## THE EXERCISE
Return the lines from the line with "board-point-M12: [333, 333, 361, 361]" to the line with "board-point-H3[interactable]: [221, 81, 249, 109]", copied exactly and with both of those lines included.

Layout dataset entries
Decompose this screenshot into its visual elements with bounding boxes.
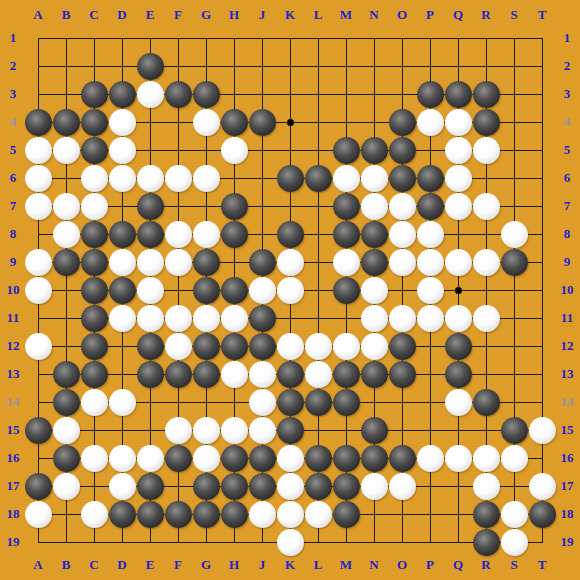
board-point-M12: [333, 333, 361, 361]
board-point-P14[interactable]: [417, 389, 445, 417]
board-point-T8[interactable]: [529, 221, 557, 249]
board-point-F4[interactable]: [165, 109, 193, 137]
black-stone: [53, 361, 80, 388]
board-point-S17[interactable]: [501, 473, 529, 501]
board-point-K5[interactable]: [277, 137, 305, 165]
white-stone: [361, 305, 388, 332]
board-point-C8: [81, 221, 109, 249]
board-point-L8[interactable]: [305, 221, 333, 249]
col-label-bottom: C: [83, 557, 105, 573]
board-point-G5[interactable]: [193, 137, 221, 165]
board-point-J3[interactable]: [249, 81, 277, 109]
board-point-P2[interactable]: [417, 53, 445, 81]
board-point-N2[interactable]: [361, 53, 389, 81]
row-label-right: 16: [556, 450, 578, 466]
col-label-bottom: M: [335, 557, 357, 573]
board-point-T7[interactable]: [529, 193, 557, 221]
black-stone: [53, 445, 80, 472]
board-point-B18[interactable]: [53, 501, 81, 529]
board-point-A11[interactable]: [25, 305, 53, 333]
col-label-top: T: [531, 7, 553, 23]
board-point-T1[interactable]: [529, 25, 557, 53]
board-point-Q19[interactable]: [445, 529, 473, 557]
white-stone: [501, 529, 528, 556]
board-point-H7: [221, 193, 249, 221]
board-point-F5[interactable]: [165, 137, 193, 165]
black-stone: [81, 137, 108, 164]
board-point-A2[interactable]: [25, 53, 53, 81]
board-point-L13: [305, 361, 333, 389]
board-point-N9: [361, 249, 389, 277]
black-stone: [221, 501, 248, 528]
board-point-D13[interactable]: [109, 361, 137, 389]
board-point-A6: [25, 165, 53, 193]
board-point-E10: [137, 277, 165, 305]
col-label-bottom: K: [279, 557, 301, 573]
white-stone: [389, 221, 416, 248]
board-point-H3[interactable]: [221, 81, 249, 109]
board-point-T14[interactable]: [529, 389, 557, 417]
col-label-top: D: [111, 7, 133, 23]
board-point-A13[interactable]: [25, 361, 53, 389]
board-point-N14[interactable]: [361, 389, 389, 417]
board-point-E1[interactable]: [137, 25, 165, 53]
board-point-F1[interactable]: [165, 25, 193, 53]
white-stone: [305, 361, 332, 388]
board-point-J7[interactable]: [249, 193, 277, 221]
white-stone: [277, 277, 304, 304]
black-stone: [249, 109, 276, 136]
board-point-M4[interactable]: [333, 109, 361, 137]
board-point-E14[interactable]: [137, 389, 165, 417]
go-board: AABBCCDDEEFFGGHHJJKKLLMMNNOOPPQQRRSSTT11…: [0, 0, 580, 580]
board-point-S11[interactable]: [501, 305, 529, 333]
board-point-T5[interactable]: [529, 137, 557, 165]
board-point-K2[interactable]: [277, 53, 305, 81]
board-point-L5[interactable]: [305, 137, 333, 165]
board-point-P13[interactable]: [417, 361, 445, 389]
board-point-C19[interactable]: [81, 529, 109, 557]
black-stone: [249, 333, 276, 360]
white-stone: [221, 417, 248, 444]
board-point-S6[interactable]: [501, 165, 529, 193]
board-point-G1[interactable]: [193, 25, 221, 53]
board-point-A14[interactable]: [25, 389, 53, 417]
white-stone: [277, 529, 304, 556]
board-point-M1[interactable]: [333, 25, 361, 53]
white-stone: [137, 445, 164, 472]
board-point-O12: [389, 333, 417, 361]
white-stone: [81, 165, 108, 192]
board-point-P1[interactable]: [417, 25, 445, 53]
row-label-right: 13: [556, 366, 578, 382]
black-stone: [221, 333, 248, 360]
board-point-L7[interactable]: [305, 193, 333, 221]
board-point-F10[interactable]: [165, 277, 193, 305]
board-point-A1[interactable]: [25, 25, 53, 53]
col-label-top: F: [167, 7, 189, 23]
row-label-right: 2: [556, 58, 578, 74]
board-point-O14[interactable]: [389, 389, 417, 417]
board-point-E8: [137, 221, 165, 249]
board-point-L10[interactable]: [305, 277, 333, 305]
board-point-O3[interactable]: [389, 81, 417, 109]
white-stone: [417, 305, 444, 332]
board-point-R15[interactable]: [473, 417, 501, 445]
board-point-M11[interactable]: [333, 305, 361, 333]
board-point-T17: [529, 473, 557, 501]
board-point-H1[interactable]: [221, 25, 249, 53]
board-point-N18[interactable]: [361, 501, 389, 529]
row-label-left: 14: [2, 394, 24, 410]
board-point-J5[interactable]: [249, 137, 277, 165]
board-point-L19[interactable]: [305, 529, 333, 557]
board-point-F2[interactable]: [165, 53, 193, 81]
board-point-M19[interactable]: [333, 529, 361, 557]
black-stone: [389, 137, 416, 164]
board-point-O18[interactable]: [389, 501, 417, 529]
board-point-L16: [305, 445, 333, 473]
board-point-L3[interactable]: [305, 81, 333, 109]
board-point-C15[interactable]: [81, 417, 109, 445]
board-point-R16: [473, 445, 501, 473]
board-point-N1[interactable]: [361, 25, 389, 53]
board-point-L9[interactable]: [305, 249, 333, 277]
row-label-left: 15: [2, 422, 24, 438]
board-point-Q1[interactable]: [445, 25, 473, 53]
board-point-H4: [221, 109, 249, 137]
board-point-O15[interactable]: [389, 417, 417, 445]
board-point-T12[interactable]: [529, 333, 557, 361]
col-label-top: R: [475, 7, 497, 23]
board-point-F14[interactable]: [165, 389, 193, 417]
board-point-H15: [221, 417, 249, 445]
row-label-right: 14: [556, 394, 578, 410]
black-stone: [165, 81, 192, 108]
board-point-A8[interactable]: [25, 221, 53, 249]
board-point-L2[interactable]: [305, 53, 333, 81]
board-point-C17[interactable]: [81, 473, 109, 501]
col-label-bottom: T: [531, 557, 553, 573]
white-stone: [361, 277, 388, 304]
board-point-R10[interactable]: [473, 277, 501, 305]
row-label-right: 1: [556, 30, 578, 46]
board-point-B8: [53, 221, 81, 249]
board-point-R17: [473, 473, 501, 501]
board-point-G14[interactable]: [193, 389, 221, 417]
board-point-H14[interactable]: [221, 389, 249, 417]
board-point-Q6: [445, 165, 473, 193]
board-point-G10: [193, 277, 221, 305]
board-point-J8[interactable]: [249, 221, 277, 249]
board-point-D15[interactable]: [109, 417, 137, 445]
board-point-B11[interactable]: [53, 305, 81, 333]
board-point-C10: [81, 277, 109, 305]
board-point-B1[interactable]: [53, 25, 81, 53]
col-label-top: E: [139, 7, 161, 23]
board-point-B3[interactable]: [53, 81, 81, 109]
board-point-M2[interactable]: [333, 53, 361, 81]
board-point-S1[interactable]: [501, 25, 529, 53]
black-stone: [221, 445, 248, 472]
board-point-B2[interactable]: [53, 53, 81, 81]
board-point-T16[interactable]: [529, 445, 557, 473]
board-point-C14: [81, 389, 109, 417]
black-stone: [417, 81, 444, 108]
board-point-J2[interactable]: [249, 53, 277, 81]
board-point-E4[interactable]: [137, 109, 165, 137]
board-point-S9: [501, 249, 529, 277]
black-stone: [53, 249, 80, 276]
row-label-left: 7: [2, 198, 24, 214]
black-stone: [249, 305, 276, 332]
board-point-K11[interactable]: [277, 305, 305, 333]
board-point-Q4: [445, 109, 473, 137]
board-point-D2[interactable]: [109, 53, 137, 81]
board-point-C2[interactable]: [81, 53, 109, 81]
board-point-M15[interactable]: [333, 417, 361, 445]
board-point-J6[interactable]: [249, 165, 277, 193]
board-point-R2[interactable]: [473, 53, 501, 81]
board-point-S12[interactable]: [501, 333, 529, 361]
board-point-E19[interactable]: [137, 529, 165, 557]
board-point-C16: [81, 445, 109, 473]
black-stone: [389, 333, 416, 360]
board-point-D1[interactable]: [109, 25, 137, 53]
board-point-P18[interactable]: [417, 501, 445, 529]
black-stone: [305, 445, 332, 472]
board-point-D12[interactable]: [109, 333, 137, 361]
row-label-left: 18: [2, 506, 24, 522]
white-stone: [249, 417, 276, 444]
white-stone: [445, 249, 472, 276]
board-point-M16: [333, 445, 361, 473]
black-stone: [109, 221, 136, 248]
board-point-A5: [25, 137, 53, 165]
board-point-B19[interactable]: [53, 529, 81, 557]
white-stone: [361, 165, 388, 192]
board-point-B12[interactable]: [53, 333, 81, 361]
board-point-H9[interactable]: [221, 249, 249, 277]
board-point-N19[interactable]: [361, 529, 389, 557]
black-stone: [165, 445, 192, 472]
board-point-Q18[interactable]: [445, 501, 473, 529]
board-point-B15: [53, 417, 81, 445]
board-point-T18: [529, 501, 557, 529]
black-stone: [445, 81, 472, 108]
white-stone: [361, 193, 388, 220]
board-point-K3[interactable]: [277, 81, 305, 109]
row-label-right: 17: [556, 478, 578, 494]
row-label-left: 10: [2, 282, 24, 298]
board-point-P17[interactable]: [417, 473, 445, 501]
board-point-R13[interactable]: [473, 361, 501, 389]
board-point-F17[interactable]: [165, 473, 193, 501]
board-point-C6: [81, 165, 109, 193]
board-point-F19[interactable]: [165, 529, 193, 557]
board-point-N10: [361, 277, 389, 305]
board-point-K7[interactable]: [277, 193, 305, 221]
board-point-R4: [473, 109, 501, 137]
board-point-G2[interactable]: [193, 53, 221, 81]
board-point-T2[interactable]: [529, 53, 557, 81]
black-stone: [333, 445, 360, 472]
black-stone: [193, 333, 220, 360]
board-point-O19[interactable]: [389, 529, 417, 557]
board-point-D19[interactable]: [109, 529, 137, 557]
white-stone: [109, 165, 136, 192]
black-stone: [249, 249, 276, 276]
white-stone: [109, 109, 136, 136]
white-stone: [277, 501, 304, 528]
board-point-S7[interactable]: [501, 193, 529, 221]
board-point-O1[interactable]: [389, 25, 417, 53]
board-point-A19[interactable]: [25, 529, 53, 557]
board-point-R8[interactable]: [473, 221, 501, 249]
board-point-E15[interactable]: [137, 417, 165, 445]
board-point-K13: [277, 361, 305, 389]
white-stone: [389, 305, 416, 332]
board-point-S14[interactable]: [501, 389, 529, 417]
board-point-H11: [221, 305, 249, 333]
board-point-B6[interactable]: [53, 165, 81, 193]
board-point-T13[interactable]: [529, 361, 557, 389]
board-point-T10[interactable]: [529, 277, 557, 305]
board-point-K1[interactable]: [277, 25, 305, 53]
black-stone: [81, 305, 108, 332]
board-point-S13[interactable]: [501, 361, 529, 389]
black-stone: [221, 193, 248, 220]
black-stone: [529, 501, 556, 528]
board-point-O5: [389, 137, 417, 165]
board-point-L4[interactable]: [305, 109, 333, 137]
white-stone: [53, 473, 80, 500]
row-label-left: 1: [2, 30, 24, 46]
board-point-E5[interactable]: [137, 137, 165, 165]
board-point-K6: [277, 165, 305, 193]
board-point-A16[interactable]: [25, 445, 53, 473]
board-point-J1[interactable]: [249, 25, 277, 53]
black-stone: [417, 193, 444, 220]
board-point-S5[interactable]: [501, 137, 529, 165]
board-point-R1[interactable]: [473, 25, 501, 53]
board-point-G7[interactable]: [193, 193, 221, 221]
board-point-R12[interactable]: [473, 333, 501, 361]
board-point-Q15[interactable]: [445, 417, 473, 445]
board-point-P12[interactable]: [417, 333, 445, 361]
board-point-T6[interactable]: [529, 165, 557, 193]
board-point-Q17[interactable]: [445, 473, 473, 501]
star-point-Q10: [455, 287, 462, 294]
board-point-N3[interactable]: [361, 81, 389, 109]
white-stone: [445, 165, 472, 192]
black-stone: [277, 165, 304, 192]
board-point-H2[interactable]: [221, 53, 249, 81]
board-point-T11[interactable]: [529, 305, 557, 333]
board-point-S4[interactable]: [501, 109, 529, 137]
board-point-F3: [165, 81, 193, 109]
row-label-right: 4: [556, 114, 578, 130]
row-label-left: 16: [2, 450, 24, 466]
white-stone: [417, 249, 444, 276]
white-stone: [445, 389, 472, 416]
white-stone: [25, 165, 52, 192]
board-point-Q2[interactable]: [445, 53, 473, 81]
board-point-T19[interactable]: [529, 529, 557, 557]
white-stone: [165, 165, 192, 192]
board-point-O10[interactable]: [389, 277, 417, 305]
black-stone: [25, 473, 52, 500]
board-point-A3[interactable]: [25, 81, 53, 109]
white-stone: [193, 417, 220, 444]
board-point-K8: [277, 221, 305, 249]
board-point-P19[interactable]: [417, 529, 445, 557]
board-point-L15[interactable]: [305, 417, 333, 445]
black-stone: [389, 445, 416, 472]
board-point-H19[interactable]: [221, 529, 249, 557]
board-point-N11: [361, 305, 389, 333]
white-stone: [25, 333, 52, 360]
board-point-B4: [53, 109, 81, 137]
white-stone: [277, 249, 304, 276]
board-point-L11[interactable]: [305, 305, 333, 333]
white-stone: [473, 473, 500, 500]
black-stone: [389, 361, 416, 388]
board-point-O2[interactable]: [389, 53, 417, 81]
black-stone: [333, 221, 360, 248]
board-point-S3[interactable]: [501, 81, 529, 109]
board-point-G11: [193, 305, 221, 333]
board-point-M3[interactable]: [333, 81, 361, 109]
black-stone: [53, 389, 80, 416]
board-point-N15: [361, 417, 389, 445]
black-stone: [473, 109, 500, 136]
board-point-F8: [165, 221, 193, 249]
board-point-B14: [53, 389, 81, 417]
board-point-P15[interactable]: [417, 417, 445, 445]
board-point-S10[interactable]: [501, 277, 529, 305]
board-point-Q8[interactable]: [445, 221, 473, 249]
board-point-M13: [333, 361, 361, 389]
col-label-top: H: [223, 7, 245, 23]
board-point-C7: [81, 193, 109, 221]
board-point-O8: [389, 221, 417, 249]
board-point-B10[interactable]: [53, 277, 81, 305]
row-label-right: 11: [556, 310, 578, 326]
board-point-T3[interactable]: [529, 81, 557, 109]
board-point-D7[interactable]: [109, 193, 137, 221]
board-point-F7[interactable]: [165, 193, 193, 221]
board-point-T9[interactable]: [529, 249, 557, 277]
board-point-T4[interactable]: [529, 109, 557, 137]
board-point-C1[interactable]: [81, 25, 109, 53]
board-point-G19[interactable]: [193, 529, 221, 557]
board-point-L14: [305, 389, 333, 417]
board-point-R6[interactable]: [473, 165, 501, 193]
white-stone: [305, 501, 332, 528]
board-point-J19[interactable]: [249, 529, 277, 557]
black-stone: [137, 473, 164, 500]
board-point-P5[interactable]: [417, 137, 445, 165]
board-point-H6[interactable]: [221, 165, 249, 193]
board-point-L1[interactable]: [305, 25, 333, 53]
white-stone: [361, 333, 388, 360]
board-point-N4[interactable]: [361, 109, 389, 137]
board-point-S2[interactable]: [501, 53, 529, 81]
black-stone: [81, 81, 108, 108]
white-stone: [221, 305, 248, 332]
board-point-P10: [417, 277, 445, 305]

## ANSWER IN FULL
board-point-M12: [333, 333, 361, 361]
board-point-P14[interactable]: [417, 389, 445, 417]
board-point-T8[interactable]: [529, 221, 557, 249]
board-point-F4[interactable]: [165, 109, 193, 137]
black-stone: [53, 361, 80, 388]
board-point-S17[interactable]: [501, 473, 529, 501]
board-point-K5[interactable]: [277, 137, 305, 165]
white-stone: [361, 305, 388, 332]
board-point-C8: [81, 221, 109, 249]
board-point-L8[interactable]: [305, 221, 333, 249]
col-label-bottom: C: [83, 557, 105, 573]
board-point-G5[interactable]: [193, 137, 221, 165]
board-point-J3[interactable]: [249, 81, 277, 109]
board-point-P2[interactable]: [417, 53, 445, 81]
board-point-N2[interactable]: [361, 53, 389, 81]
row-label-right: 16: [556, 450, 578, 466]
col-label-bottom: M: [335, 557, 357, 573]
board-point-T7[interactable]: [529, 193, 557, 221]
black-stone: [53, 445, 80, 472]
board-point-B18[interactable]: [53, 501, 81, 529]
board-point-A11[interactable]: [25, 305, 53, 333]
col-label-top: T: [531, 7, 553, 23]
board-point-T1[interactable]: [529, 25, 557, 53]
board-point-Q19[interactable]: [445, 529, 473, 557]
white-stone: [501, 529, 528, 556]
board-point-H7: [221, 193, 249, 221]
board-point-F5[interactable]: [165, 137, 193, 165]
black-stone: [81, 137, 108, 164]
board-point-A2[interactable]: [25, 53, 53, 81]
board-point-L13: [305, 361, 333, 389]
board-point-N9: [361, 249, 389, 277]
black-stone: [221, 501, 248, 528]
board-point-D13[interactable]: [109, 361, 137, 389]
board-point-A6: [25, 165, 53, 193]
board-point-E10: [137, 277, 165, 305]
col-label-bottom: K: [279, 557, 301, 573]
white-stone: [389, 221, 416, 248]
board-point-H3[interactable]: [221, 81, 249, 109]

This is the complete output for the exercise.